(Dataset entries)
* * * * * * *

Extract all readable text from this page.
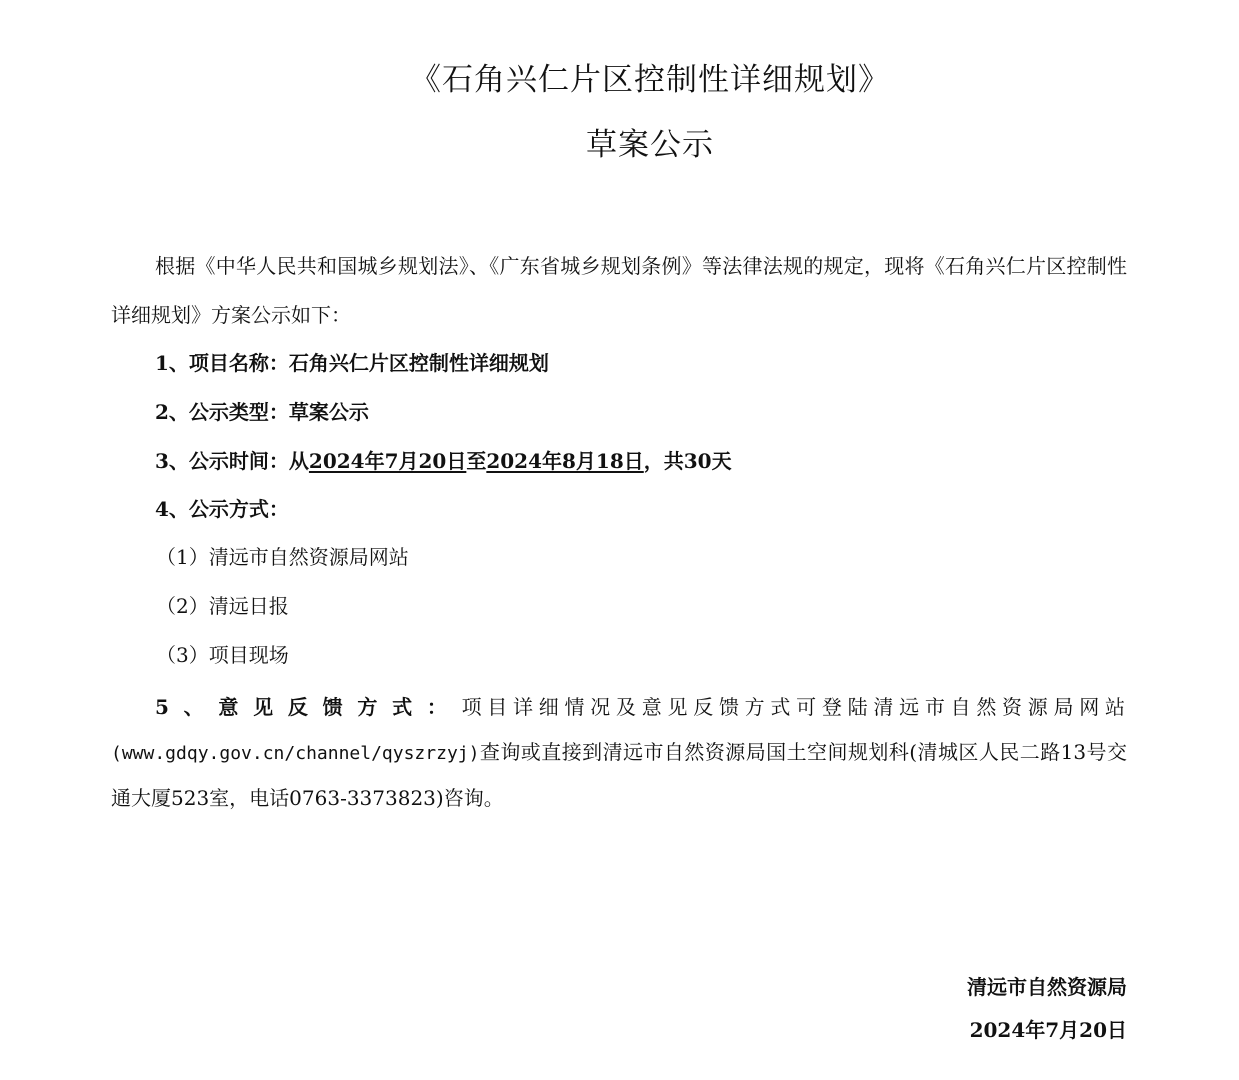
《石角兴仁片区控制性详细规划》
草案公示
根据《中华人民共和国城乡规划法》、《广东省城乡规划条例》等法律法规的规定，现将《石角兴仁片区控制性详细规划》方案公示如下：
1、项目名称：石角兴仁片区控制性详细规划
2、公示类型：草案公示
3、公示时间：从2024年7月20日至2024年8月18日，共30天
4、公示方式：
（1）清远市自然资源局网站
（2）清远日报
（3）项目现场
5、意见反馈方式：项目详细情况及意见反馈方式可登陆清远市自然资源局网站(www.gdqy.gov.cn/channel/qyszrzyj)查询或直接到清远市自然资源局国土空间规划科(清城区人民二路13号交通大厦523室，电话0763-3373823)咨询。
清远市自然资源局
2024年7月20日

* * * * * * *

EXERCISE GOAL:
Reproduce the material word for word. Any pictures should be left out of the copy.

CORRECT RESULT:
Extract all readable text from this page.
《石角兴仁片区控制性详细规划》
草案公示
根据《中华人民共和国城乡规划法》、《广东省城乡规划条例》等法律法规的规定，现将《石角兴仁片区控制性详细规划》方案公示如下：
1、项目名称：石角兴仁片区控制性详细规划
2、公示类型：草案公示
3、公示时间：从2024年7月20日至2024年8月18日，共30天
4、公示方式：
（1）清远市自然资源局网站
（2）清远日报
（3）项目现场
5、意见反馈方式：项目详细情况及意见反馈方式可登陆清远市自然资源局网站(www.gdqy.gov.cn/channel/qyszrzyj)查询或直接到清远市自然资源局国土空间规划科(清城区人民二路13号交通大厦523室，电话0763-3373823)咨询。
清远市自然资源局
2024年7月20日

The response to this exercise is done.